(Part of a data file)
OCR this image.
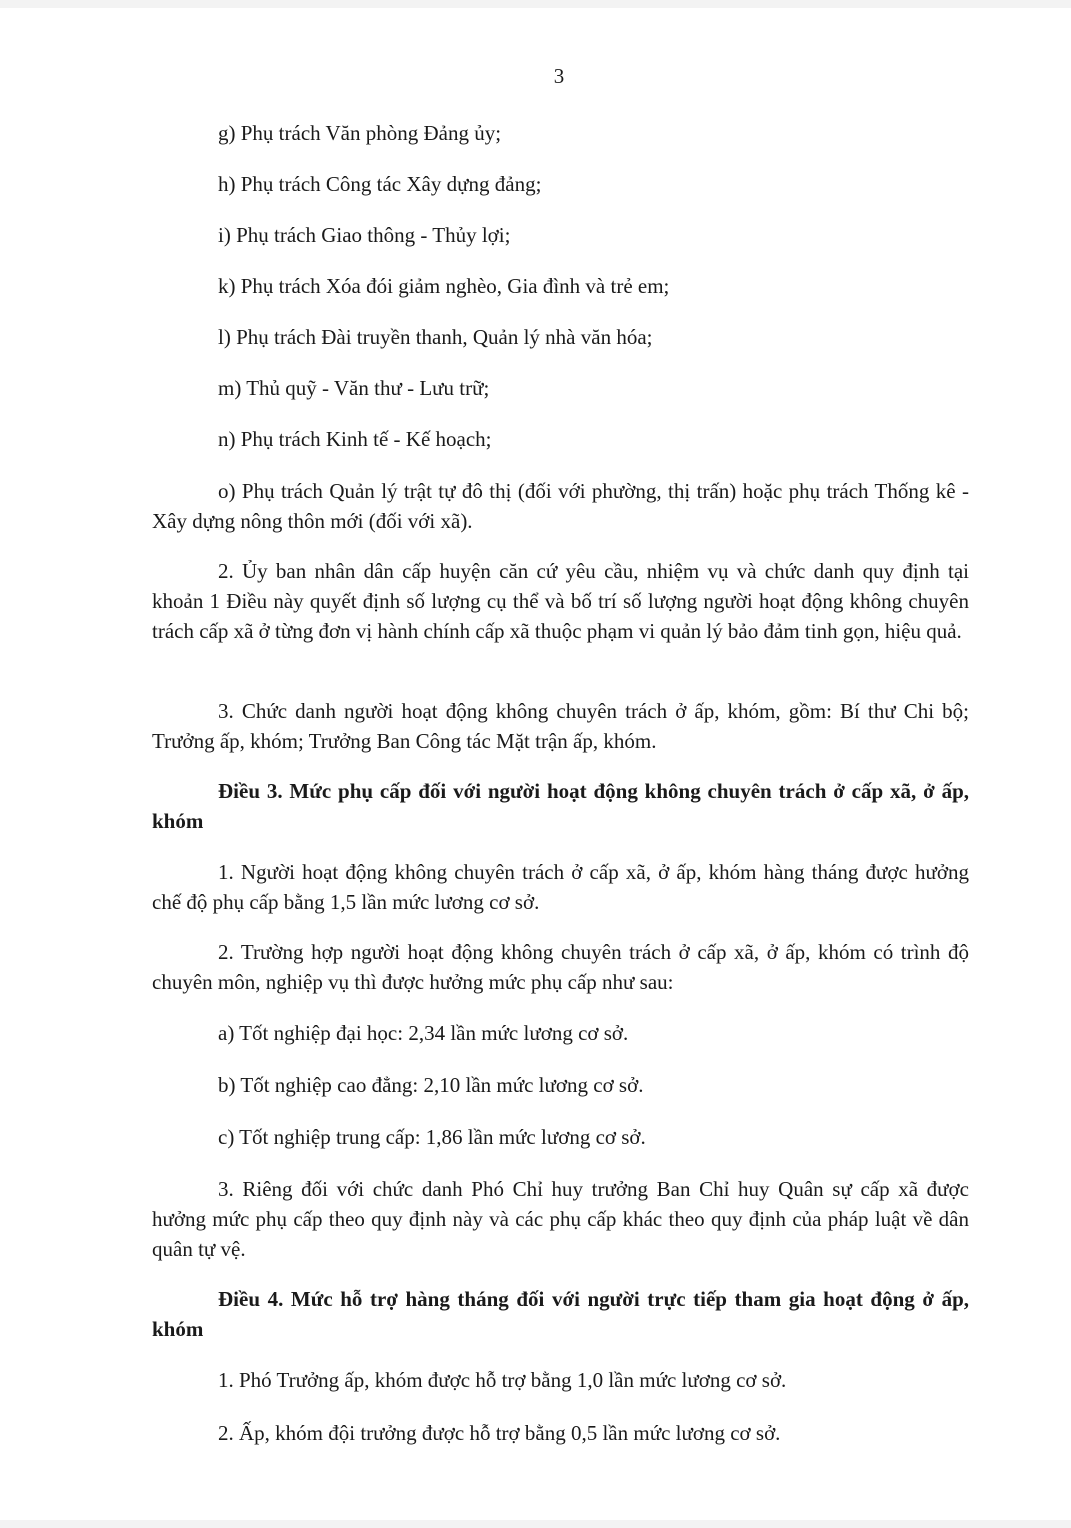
3
g) Phụ trách Văn phòng Đảng ủy;
h) Phụ trách Công tác Xây dựng đảng;
i) Phụ trách Giao thông - Thủy lợi;
k) Phụ trách Xóa đói giảm nghèo, Gia đình và trẻ em;
l) Phụ trách Đài truyền thanh, Quản lý nhà văn hóa;
m) Thủ quỹ - Văn thư - Lưu trữ;
n) Phụ trách Kinh tế - Kế hoạch;

o) Phụ trách Quản lý trật tự đô thị (đối với phường, thị trấn) hoặc phụ trách Thống kê - Xây dựng nông thôn mới (đối với xã).

2. Ủy ban nhân dân cấp huyện căn cứ yêu cầu, nhiệm vụ và chức danh quy định tại khoản 1 Điều này quyết định số lượng cụ thể và bố trí số lượng người hoạt động không chuyên trách cấp xã ở từng đơn vị hành chính cấp xã thuộc phạm vi quản lý bảo đảm tinh gọn, hiệu quả.

3. Chức danh người hoạt động không chuyên trách ở ấp, khóm, gồm: Bí thư Chi bộ; Trưởng ấp, khóm; Trưởng Ban Công tác Mặt trận ấp, khóm.

Điều 3. Mức phụ cấp đối với người hoạt động không chuyên trách ở cấp xã, ở ấp, khóm

1. Người hoạt động không chuyên trách ở cấp xã, ở ấp, khóm hàng tháng được hưởng chế độ phụ cấp bằng 1,5 lần mức lương cơ sở.

2. Trường hợp người hoạt động không chuyên trách ở cấp xã, ở ấp, khóm có trình độ chuyên môn, nghiệp vụ thì được hưởng mức phụ cấp như sau:

a) Tốt nghiệp đại học: 2,34 lần mức lương cơ sở.
b) Tốt nghiệp cao đẳng: 2,10 lần mức lương cơ sở.
c) Tốt nghiệp trung cấp: 1,86 lần mức lương cơ sở.

3. Riêng đối với chức danh Phó Chỉ huy trưởng Ban Chỉ huy Quân sự cấp xã được hưởng mức phụ cấp theo quy định này và các phụ cấp khác theo quy định của pháp luật về dân quân tự vệ.

Điều 4. Mức hỗ trợ hàng tháng đối với người trực tiếp tham gia hoạt động ở ấp, khóm

1. Phó Trưởng ấp, khóm được hỗ trợ bằng 1,0 lần mức lương cơ sở.
2. Ấp, khóm đội trưởng được hỗ trợ bằng 0,5 lần mức lương cơ sở.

What is required:
Work through the data and report how many of its lines hold the word "khóm", giving only the figure.

Final answer:
7